**Your objective**
In the records below, pick out all lines containing the word "Yunus".

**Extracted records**
+===+

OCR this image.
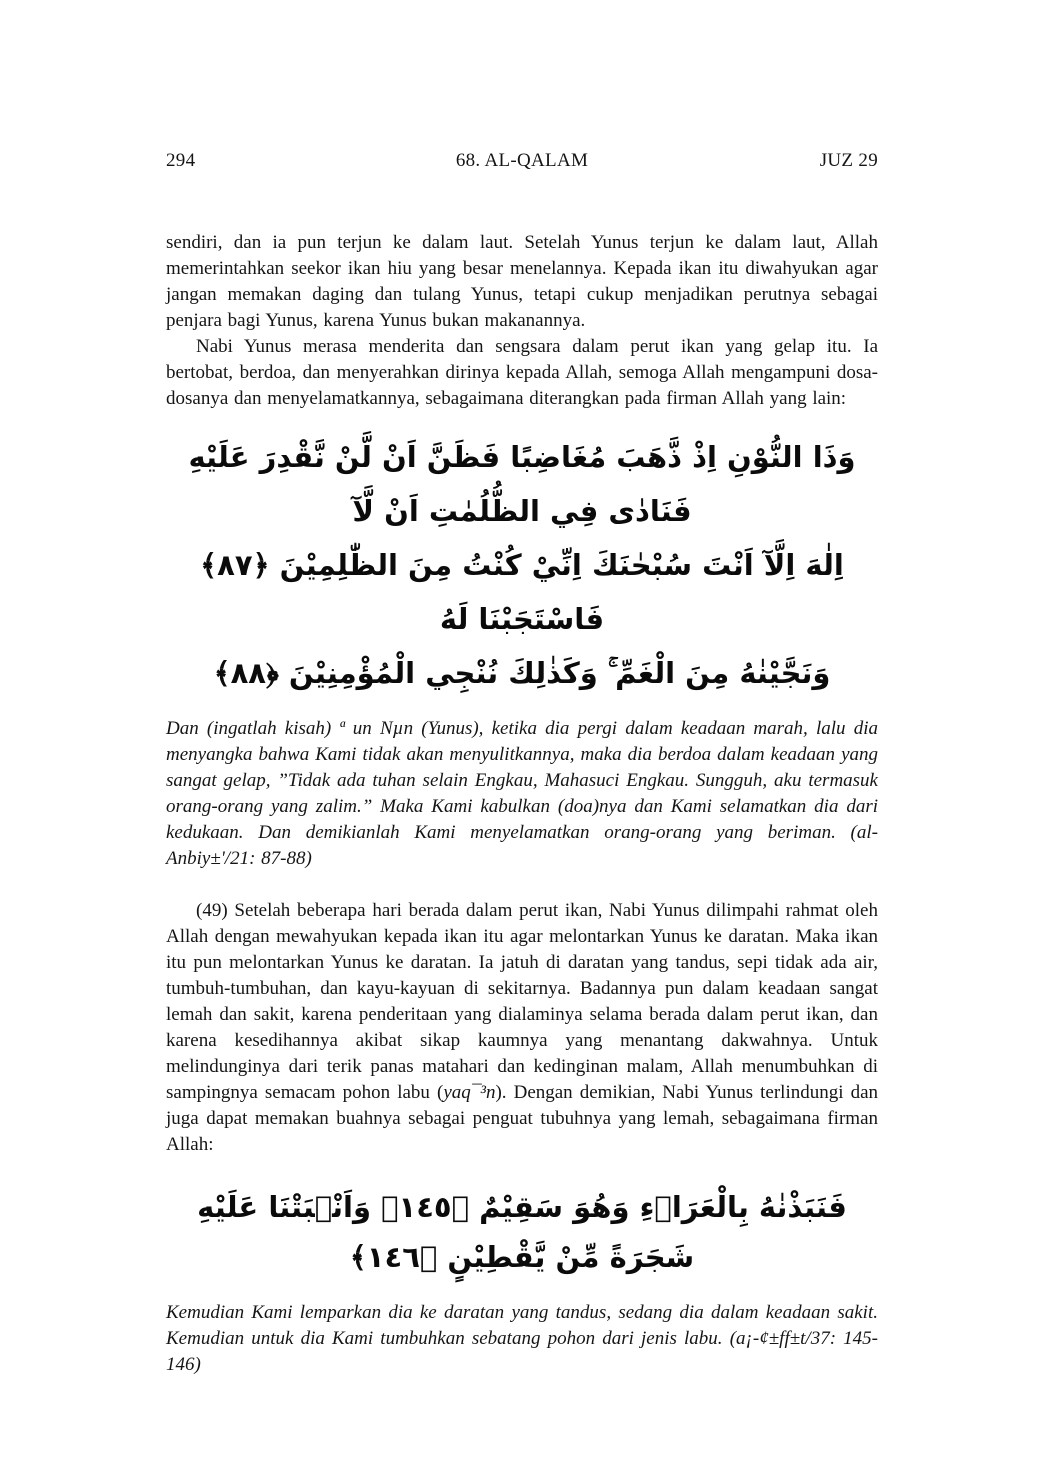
294	68. AL-QALAM	JUZ 29

sendiri, dan ia pun terjun ke dalam laut. Setelah Yunus terjun ke dalam laut, Allah memerintahkan seekor ikan hiu yang besar menelannya. Kepada ikan itu diwahyukan agar jangan memakan daging dan tulang Yunus, tetapi cukup menjadikan perutnya sebagai penjara bagi Yunus, karena Yunus bukan makanannya.

Nabi Yunus merasa menderita dan sengsara dalam perut ikan yang gelap itu. Ia bertobat, berdoa, dan menyerahkan dirinya kepada Allah, semoga Allah mengampuni dosa-dosanya dan menyelamatkannya, sebagaimana diterangkan pada firman Allah yang lain:

وَذَا النُّوْنِ اِذْ ذَّهَبَ مُغَاضِبًا فَظَنَّ اَنْ لَّنْ نَّقْدِرَ عَلَيْهِ فَنَادٰى فِي الظُّلُمٰتِ اَنْ لَّآ
اِلٰهَ اِلَّآ اَنْتَ سُبْحٰنَكَ اِنِّيْ كُنْتُ مِنَ الظّٰلِمِيْنَ ﴿٨٧﴾ فَاسْتَجَبْنَا لَهُ
وَنَجَّيْنٰهُ مِنَ الْغَمِّ ۚ وَكَذٰلِكَ نُنْجِي الْمُؤْمِنِيْنَ ﴿٨٨﴾

Dan (ingatlah kisah) ª un Nµn (Yunus), ketika dia pergi dalam keadaan marah, lalu dia menyangka bahwa Kami tidak akan menyulitkannya, maka dia berdoa dalam keadaan yang sangat gelap, ”Tidak ada tuhan selain Engkau, Mahasuci Engkau. Sungguh, aku termasuk orang-orang yang zalim.” Maka Kami kabulkan (doa)nya dan Kami selamatkan dia dari kedukaan. Dan demikianlah Kami menyelamatkan orang-orang yang beriman. (al-Anbiy±'/21: 87-88)

(49) Setelah beberapa hari berada dalam perut ikan, Nabi Yunus dilimpahi rahmat oleh Allah dengan mewahyukan kepada ikan itu agar melontarkan Yunus ke daratan. Maka ikan itu pun melontarkan Yunus ke daratan. Ia jatuh di daratan yang tandus, sepi tidak ada air, tumbuh-tumbuhan, dan kayu-kayuan di sekitarnya. Badannya pun dalam keadaan sangat lemah dan sakit, karena penderitaan yang dialaminya selama berada dalam perut ikan, dan karena kesedihannya akibat sikap kaumnya yang menantang dakwahnya. Untuk melindunginya dari terik panas matahari dan kedinginan malam, Allah menumbuhkan di sampingnya semacam pohon labu (yaq¯³n). Dengan demikian, Nabi Yunus terlindungi dan juga dapat memakan buahnya sebagai penguat tubuhnya yang lemah, sebagaimana firman Allah:

فَنَبَذْنٰهُ بِالْعَرَاۤءِ وَهُوَ سَقِيْمٌ ﴿١٤٥﴾ وَاَنْۢبَتْنَا عَلَيْهِ شَجَرَةً مِّنْ يَّقْطِيْنٍ ﴿١٤٦﴾

Kemudian Kami lemparkan dia ke daratan yang tandus, sedang dia dalam keadaan sakit. Kemudian untuk dia Kami tumbuhkan sebatang pohon dari jenis labu. (a¡-¢±ff±t/37: 145-146)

+===+

**Result of the exercise**
sendiri, dan ia pun terjun ke dalam laut. Setelah Yunus terjun ke dalam laut, Allah memerintahkan seekor ikan hiu yang besar menelannya. Kepada ikan itu diwahyukan agar jangan memakan daging dan tulang Yunus, tetapi cukup menjadikan perutnya sebagai penjara bagi Yunus, karena Yunus bukan makanannya.
Nabi Yunus merasa menderita dan sengsara dalam perut ikan yang gelap itu. Ia bertobat, berdoa, dan menyerahkan dirinya kepada Allah, semoga Allah mengampuni dosa-dosanya dan menyelamatkannya, sebagaimana diterangkan pada firman Allah yang lain:
Dan (ingatlah kisah) ª un Nµn (Yunus), ketika dia pergi dalam keadaan marah, lalu dia menyangka bahwa Kami tidak akan menyulitkannya, maka dia berdoa dalam keadaan yang sangat gelap, ”Tidak ada tuhan selain Engkau, Mahasuci Engkau. Sungguh, aku termasuk orang-orang yang zalim.” Maka Kami kabulkan (doa)nya dan Kami selamatkan dia dari kedukaan. Dan demikianlah Kami menyelamatkan orang-orang yang beriman. (al-Anbiy±'/21: 87-88)
(49) Setelah beberapa hari berada dalam perut ikan, Nabi Yunus dilimpahi rahmat oleh Allah dengan mewahyukan kepada ikan itu agar melontarkan Yunus ke daratan. Maka ikan itu pun melontarkan Yunus ke daratan. Ia jatuh di daratan yang tandus, sepi tidak ada air, tumbuh-tumbuhan, dan kayu-kayuan di sekitarnya. Badannya pun dalam keadaan sangat lemah dan sakit, karena penderitaan yang dialaminya selama berada dalam perut ikan, dan karena kesedihannya akibat sikap kaumnya yang menantang dakwahnya. Untuk melindunginya dari terik panas matahari dan kedinginan malam, Allah menumbuhkan di sampingnya semacam pohon labu (yaq¯³n). Dengan demikian, Nabi Yunus terlindungi dan juga dapat memakan buahnya sebagai penguat tubuhnya yang lemah, sebagaimana firman Allah:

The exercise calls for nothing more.